Stored rows
========

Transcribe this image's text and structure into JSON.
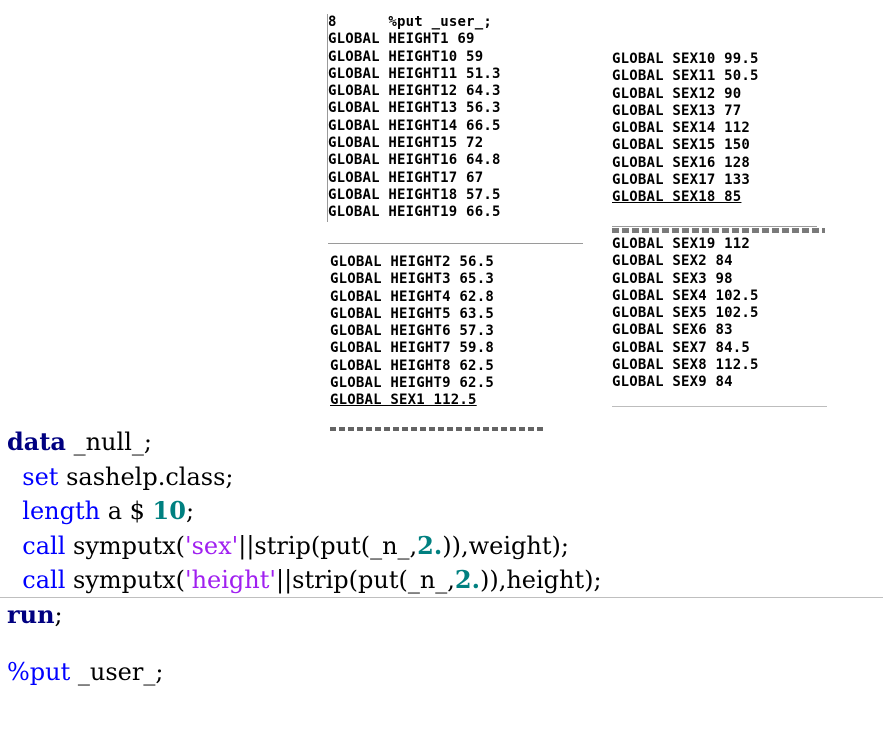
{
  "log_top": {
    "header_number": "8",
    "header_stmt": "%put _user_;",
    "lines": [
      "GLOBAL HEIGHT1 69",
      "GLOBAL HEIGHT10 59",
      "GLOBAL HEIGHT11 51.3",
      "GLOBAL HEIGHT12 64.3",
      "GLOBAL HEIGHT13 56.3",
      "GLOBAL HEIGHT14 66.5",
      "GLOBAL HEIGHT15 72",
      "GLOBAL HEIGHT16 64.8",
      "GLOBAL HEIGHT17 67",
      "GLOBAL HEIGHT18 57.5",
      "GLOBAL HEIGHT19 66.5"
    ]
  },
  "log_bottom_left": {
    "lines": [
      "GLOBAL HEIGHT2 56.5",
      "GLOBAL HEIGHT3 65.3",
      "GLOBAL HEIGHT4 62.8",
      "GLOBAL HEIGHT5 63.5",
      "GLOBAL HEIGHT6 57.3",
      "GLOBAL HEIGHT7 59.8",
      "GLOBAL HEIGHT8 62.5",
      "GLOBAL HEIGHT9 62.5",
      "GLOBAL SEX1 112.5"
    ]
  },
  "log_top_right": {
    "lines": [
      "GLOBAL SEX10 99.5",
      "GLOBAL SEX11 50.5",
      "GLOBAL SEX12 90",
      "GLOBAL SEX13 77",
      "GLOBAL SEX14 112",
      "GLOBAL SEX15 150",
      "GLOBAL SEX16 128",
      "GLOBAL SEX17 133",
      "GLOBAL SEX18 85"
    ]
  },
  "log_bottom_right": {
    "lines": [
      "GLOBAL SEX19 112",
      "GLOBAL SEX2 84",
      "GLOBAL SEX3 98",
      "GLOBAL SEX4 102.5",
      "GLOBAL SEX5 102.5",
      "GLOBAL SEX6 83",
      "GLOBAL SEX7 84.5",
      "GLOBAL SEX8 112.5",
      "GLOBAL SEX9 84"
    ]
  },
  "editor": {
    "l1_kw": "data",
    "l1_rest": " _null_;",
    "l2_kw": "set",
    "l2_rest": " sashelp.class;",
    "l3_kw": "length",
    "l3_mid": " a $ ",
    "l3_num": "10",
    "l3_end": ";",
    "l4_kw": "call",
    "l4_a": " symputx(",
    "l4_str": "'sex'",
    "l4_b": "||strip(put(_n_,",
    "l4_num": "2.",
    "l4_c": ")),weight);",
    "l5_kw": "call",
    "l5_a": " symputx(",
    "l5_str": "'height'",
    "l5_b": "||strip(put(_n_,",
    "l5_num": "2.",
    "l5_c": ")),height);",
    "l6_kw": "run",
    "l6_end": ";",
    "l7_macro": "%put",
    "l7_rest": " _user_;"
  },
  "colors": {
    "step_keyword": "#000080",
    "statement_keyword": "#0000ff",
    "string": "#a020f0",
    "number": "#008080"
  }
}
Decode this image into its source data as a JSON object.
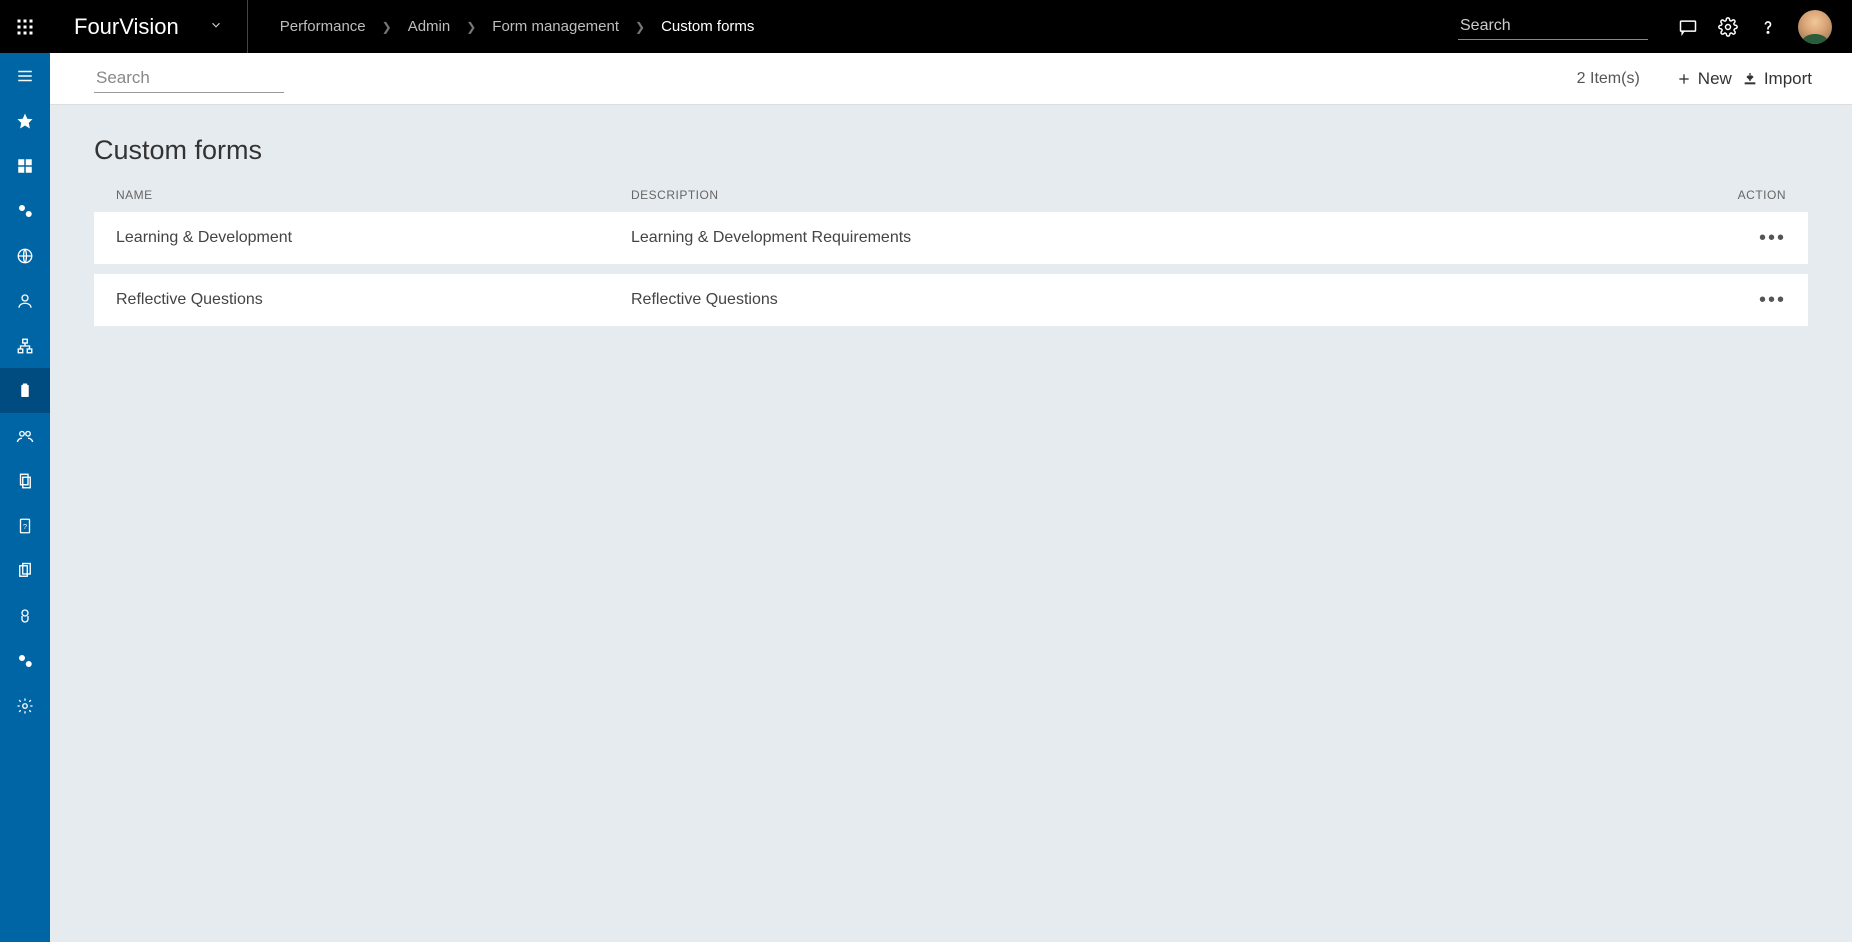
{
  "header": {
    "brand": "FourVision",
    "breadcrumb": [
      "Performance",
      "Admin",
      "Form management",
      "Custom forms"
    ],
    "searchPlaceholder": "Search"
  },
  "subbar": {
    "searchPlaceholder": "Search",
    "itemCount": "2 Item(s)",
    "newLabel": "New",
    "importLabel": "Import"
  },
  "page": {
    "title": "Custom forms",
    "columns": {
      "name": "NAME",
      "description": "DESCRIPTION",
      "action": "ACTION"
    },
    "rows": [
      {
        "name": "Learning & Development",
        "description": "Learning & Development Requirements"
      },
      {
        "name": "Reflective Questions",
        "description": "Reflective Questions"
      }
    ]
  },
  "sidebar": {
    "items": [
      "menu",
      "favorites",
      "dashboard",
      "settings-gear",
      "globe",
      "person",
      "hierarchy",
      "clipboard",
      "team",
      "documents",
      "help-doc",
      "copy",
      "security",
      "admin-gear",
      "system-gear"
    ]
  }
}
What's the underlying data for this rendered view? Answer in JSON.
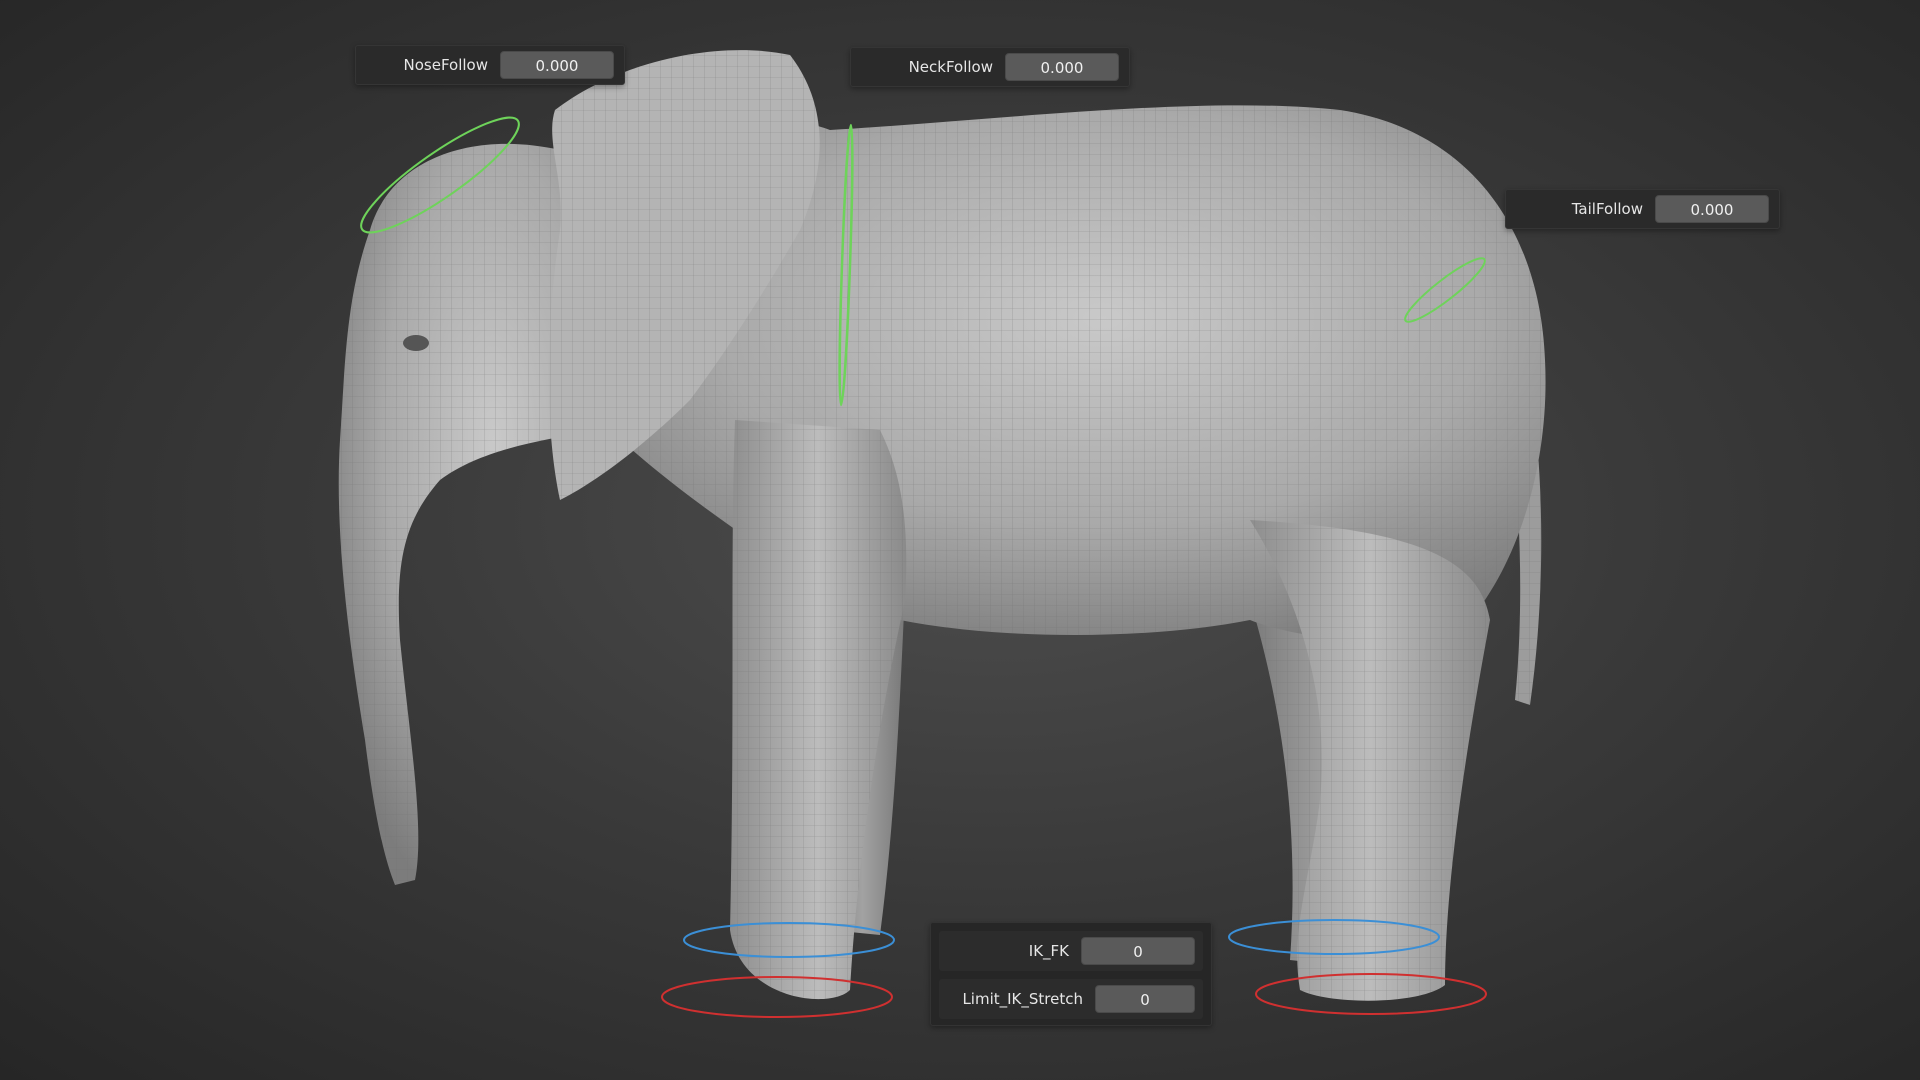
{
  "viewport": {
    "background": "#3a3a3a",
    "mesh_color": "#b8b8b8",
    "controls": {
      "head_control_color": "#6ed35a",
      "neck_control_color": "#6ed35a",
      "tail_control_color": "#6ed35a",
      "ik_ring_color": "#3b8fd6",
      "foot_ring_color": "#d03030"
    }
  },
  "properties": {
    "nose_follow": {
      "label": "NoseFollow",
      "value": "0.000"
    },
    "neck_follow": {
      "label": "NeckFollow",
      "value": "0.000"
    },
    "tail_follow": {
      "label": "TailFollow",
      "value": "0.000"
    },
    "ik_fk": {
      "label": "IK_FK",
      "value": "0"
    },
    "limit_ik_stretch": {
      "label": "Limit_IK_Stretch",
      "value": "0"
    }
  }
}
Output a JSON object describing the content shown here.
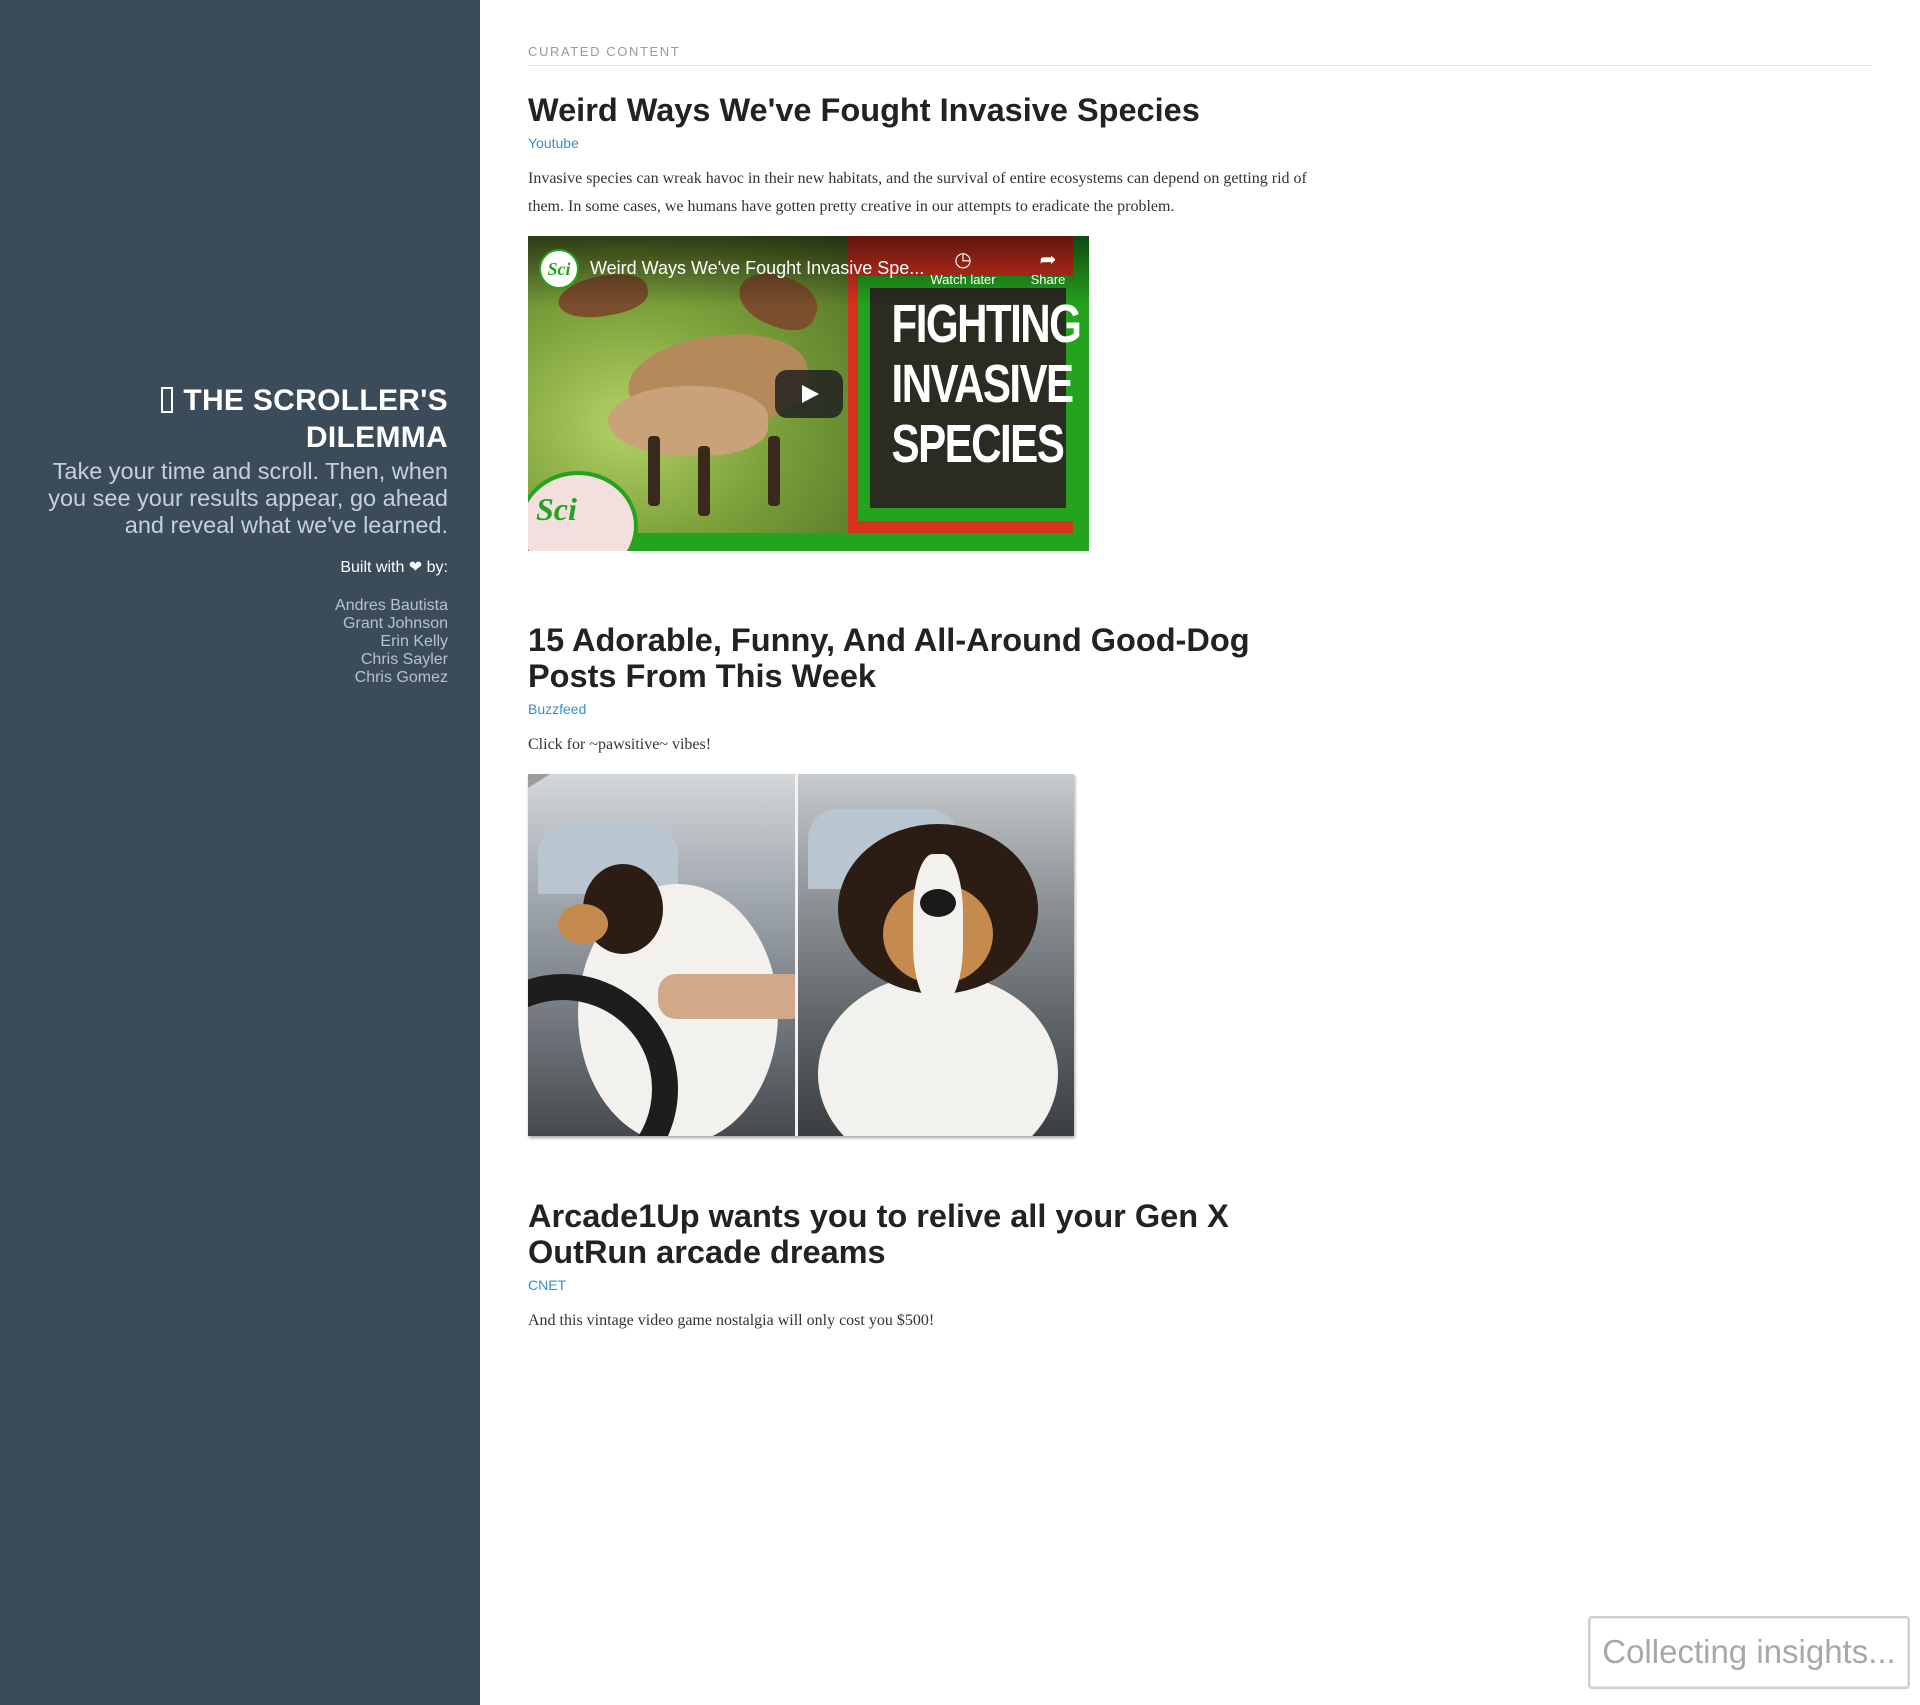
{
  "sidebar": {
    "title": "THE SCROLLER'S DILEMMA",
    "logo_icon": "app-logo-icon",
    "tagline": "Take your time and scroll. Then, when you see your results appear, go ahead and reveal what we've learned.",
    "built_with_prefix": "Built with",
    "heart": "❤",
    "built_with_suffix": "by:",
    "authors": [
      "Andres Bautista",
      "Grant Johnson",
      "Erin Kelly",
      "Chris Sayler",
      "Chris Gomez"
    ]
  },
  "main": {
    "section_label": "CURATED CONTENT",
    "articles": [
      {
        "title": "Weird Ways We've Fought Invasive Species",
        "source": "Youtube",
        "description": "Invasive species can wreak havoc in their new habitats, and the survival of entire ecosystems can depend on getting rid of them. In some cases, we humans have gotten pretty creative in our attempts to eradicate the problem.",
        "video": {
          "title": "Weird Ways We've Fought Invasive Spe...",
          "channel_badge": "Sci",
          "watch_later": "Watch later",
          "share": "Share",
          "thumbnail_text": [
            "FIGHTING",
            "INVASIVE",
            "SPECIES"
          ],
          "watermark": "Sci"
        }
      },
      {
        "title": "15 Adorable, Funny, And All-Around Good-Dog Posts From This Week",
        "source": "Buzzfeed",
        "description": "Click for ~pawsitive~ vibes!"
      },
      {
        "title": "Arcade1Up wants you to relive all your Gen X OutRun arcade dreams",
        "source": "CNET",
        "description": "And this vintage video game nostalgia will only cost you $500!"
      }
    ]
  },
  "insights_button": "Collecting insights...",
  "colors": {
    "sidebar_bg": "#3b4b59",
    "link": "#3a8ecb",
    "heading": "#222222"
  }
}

========

Prompt
For the listing above, give the number of lines in which the string "data" occurs, and nothing else.

Exercise solution
3